Written problem:
Scan the data. Collect each line that contains the word "水冒泡了".

Information shown:
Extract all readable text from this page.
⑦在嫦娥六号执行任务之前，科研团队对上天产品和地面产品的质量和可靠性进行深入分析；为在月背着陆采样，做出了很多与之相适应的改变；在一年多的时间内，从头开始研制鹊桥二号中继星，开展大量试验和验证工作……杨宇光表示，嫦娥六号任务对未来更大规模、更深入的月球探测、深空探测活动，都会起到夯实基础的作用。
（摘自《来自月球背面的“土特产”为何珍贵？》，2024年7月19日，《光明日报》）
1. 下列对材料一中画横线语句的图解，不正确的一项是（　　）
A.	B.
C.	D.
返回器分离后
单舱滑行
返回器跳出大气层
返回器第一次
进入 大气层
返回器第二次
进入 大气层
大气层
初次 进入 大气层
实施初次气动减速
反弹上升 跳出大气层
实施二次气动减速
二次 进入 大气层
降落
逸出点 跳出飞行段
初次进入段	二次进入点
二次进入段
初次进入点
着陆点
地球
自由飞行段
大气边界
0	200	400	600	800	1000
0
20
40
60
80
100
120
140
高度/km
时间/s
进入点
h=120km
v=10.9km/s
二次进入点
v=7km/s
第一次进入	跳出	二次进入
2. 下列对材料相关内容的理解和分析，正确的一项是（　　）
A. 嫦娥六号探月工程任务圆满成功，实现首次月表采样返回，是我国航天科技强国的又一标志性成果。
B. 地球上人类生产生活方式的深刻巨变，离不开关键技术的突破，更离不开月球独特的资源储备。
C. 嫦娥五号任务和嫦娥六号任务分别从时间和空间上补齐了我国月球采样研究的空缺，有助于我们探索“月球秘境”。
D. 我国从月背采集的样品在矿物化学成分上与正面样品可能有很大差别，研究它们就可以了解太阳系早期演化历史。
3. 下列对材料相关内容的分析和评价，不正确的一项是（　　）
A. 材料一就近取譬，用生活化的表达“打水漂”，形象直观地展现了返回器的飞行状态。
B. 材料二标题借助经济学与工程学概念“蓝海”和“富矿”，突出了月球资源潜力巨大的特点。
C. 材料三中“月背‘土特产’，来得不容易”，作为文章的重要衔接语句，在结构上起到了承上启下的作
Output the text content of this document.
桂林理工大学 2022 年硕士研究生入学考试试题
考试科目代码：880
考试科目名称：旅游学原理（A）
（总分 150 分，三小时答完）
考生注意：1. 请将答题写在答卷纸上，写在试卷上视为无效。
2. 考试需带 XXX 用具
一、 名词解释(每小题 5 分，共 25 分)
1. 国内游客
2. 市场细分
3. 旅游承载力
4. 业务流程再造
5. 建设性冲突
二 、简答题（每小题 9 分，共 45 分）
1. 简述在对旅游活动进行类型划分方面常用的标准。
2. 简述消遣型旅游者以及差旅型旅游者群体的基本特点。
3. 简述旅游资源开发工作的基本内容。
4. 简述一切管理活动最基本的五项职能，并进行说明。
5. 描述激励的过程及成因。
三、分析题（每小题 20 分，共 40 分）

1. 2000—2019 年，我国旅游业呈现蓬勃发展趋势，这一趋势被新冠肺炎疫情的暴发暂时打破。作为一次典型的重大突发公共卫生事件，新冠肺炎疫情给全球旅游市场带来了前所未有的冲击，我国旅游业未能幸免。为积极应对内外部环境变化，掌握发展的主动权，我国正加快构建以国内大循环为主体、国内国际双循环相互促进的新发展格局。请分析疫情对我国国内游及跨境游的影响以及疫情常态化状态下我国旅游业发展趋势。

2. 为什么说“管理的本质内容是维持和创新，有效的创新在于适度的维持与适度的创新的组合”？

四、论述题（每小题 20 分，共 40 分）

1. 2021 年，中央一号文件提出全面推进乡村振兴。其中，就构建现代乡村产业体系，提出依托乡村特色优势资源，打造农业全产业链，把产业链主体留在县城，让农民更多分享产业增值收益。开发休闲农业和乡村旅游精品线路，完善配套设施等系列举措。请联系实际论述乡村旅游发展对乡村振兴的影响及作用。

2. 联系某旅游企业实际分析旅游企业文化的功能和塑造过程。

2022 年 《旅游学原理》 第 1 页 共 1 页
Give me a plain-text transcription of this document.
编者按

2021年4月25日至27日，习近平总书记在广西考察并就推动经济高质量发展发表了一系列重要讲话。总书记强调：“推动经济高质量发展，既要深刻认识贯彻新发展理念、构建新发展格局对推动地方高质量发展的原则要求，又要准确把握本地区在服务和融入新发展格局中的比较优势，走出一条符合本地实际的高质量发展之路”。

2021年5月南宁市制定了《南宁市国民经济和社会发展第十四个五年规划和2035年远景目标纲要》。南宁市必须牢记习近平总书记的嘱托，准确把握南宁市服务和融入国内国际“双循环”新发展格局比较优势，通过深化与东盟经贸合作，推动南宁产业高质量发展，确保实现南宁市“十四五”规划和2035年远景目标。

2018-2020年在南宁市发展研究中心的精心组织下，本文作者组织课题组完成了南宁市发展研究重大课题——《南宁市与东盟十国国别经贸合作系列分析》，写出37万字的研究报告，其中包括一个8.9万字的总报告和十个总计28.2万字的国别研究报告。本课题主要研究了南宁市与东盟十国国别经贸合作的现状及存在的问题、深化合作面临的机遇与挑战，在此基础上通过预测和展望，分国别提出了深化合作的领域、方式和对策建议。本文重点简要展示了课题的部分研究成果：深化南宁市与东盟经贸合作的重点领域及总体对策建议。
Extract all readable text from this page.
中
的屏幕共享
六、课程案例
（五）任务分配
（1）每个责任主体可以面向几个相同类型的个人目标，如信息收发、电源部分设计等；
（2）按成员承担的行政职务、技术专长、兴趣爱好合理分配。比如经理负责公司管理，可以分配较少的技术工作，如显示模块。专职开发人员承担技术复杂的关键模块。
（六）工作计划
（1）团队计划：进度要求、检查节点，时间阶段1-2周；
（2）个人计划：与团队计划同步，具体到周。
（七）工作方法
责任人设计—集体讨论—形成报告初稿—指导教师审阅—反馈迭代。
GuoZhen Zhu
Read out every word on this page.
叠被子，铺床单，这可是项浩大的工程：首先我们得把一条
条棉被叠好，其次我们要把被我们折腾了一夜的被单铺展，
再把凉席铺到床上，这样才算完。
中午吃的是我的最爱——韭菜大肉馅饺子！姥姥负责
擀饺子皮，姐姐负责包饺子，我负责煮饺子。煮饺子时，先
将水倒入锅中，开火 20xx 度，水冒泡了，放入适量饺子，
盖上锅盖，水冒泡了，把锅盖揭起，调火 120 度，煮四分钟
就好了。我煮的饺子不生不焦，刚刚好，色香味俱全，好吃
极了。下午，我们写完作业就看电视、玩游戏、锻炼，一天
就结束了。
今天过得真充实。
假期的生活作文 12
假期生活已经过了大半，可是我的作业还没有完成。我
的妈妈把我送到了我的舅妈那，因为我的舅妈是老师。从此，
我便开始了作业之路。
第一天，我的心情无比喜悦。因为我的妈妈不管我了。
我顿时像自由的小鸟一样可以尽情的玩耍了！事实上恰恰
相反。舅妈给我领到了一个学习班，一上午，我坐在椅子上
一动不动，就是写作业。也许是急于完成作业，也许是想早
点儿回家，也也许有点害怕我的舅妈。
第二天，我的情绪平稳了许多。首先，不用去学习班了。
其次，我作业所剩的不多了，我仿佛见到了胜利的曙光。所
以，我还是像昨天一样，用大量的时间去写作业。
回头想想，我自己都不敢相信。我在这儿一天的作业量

Worked answer:
将水倒入锅中，开火 20xx 度，水冒泡了，放入适量饺子，
盖上锅盖，水冒泡了，把锅盖揭起，调火 120 度，煮四分钟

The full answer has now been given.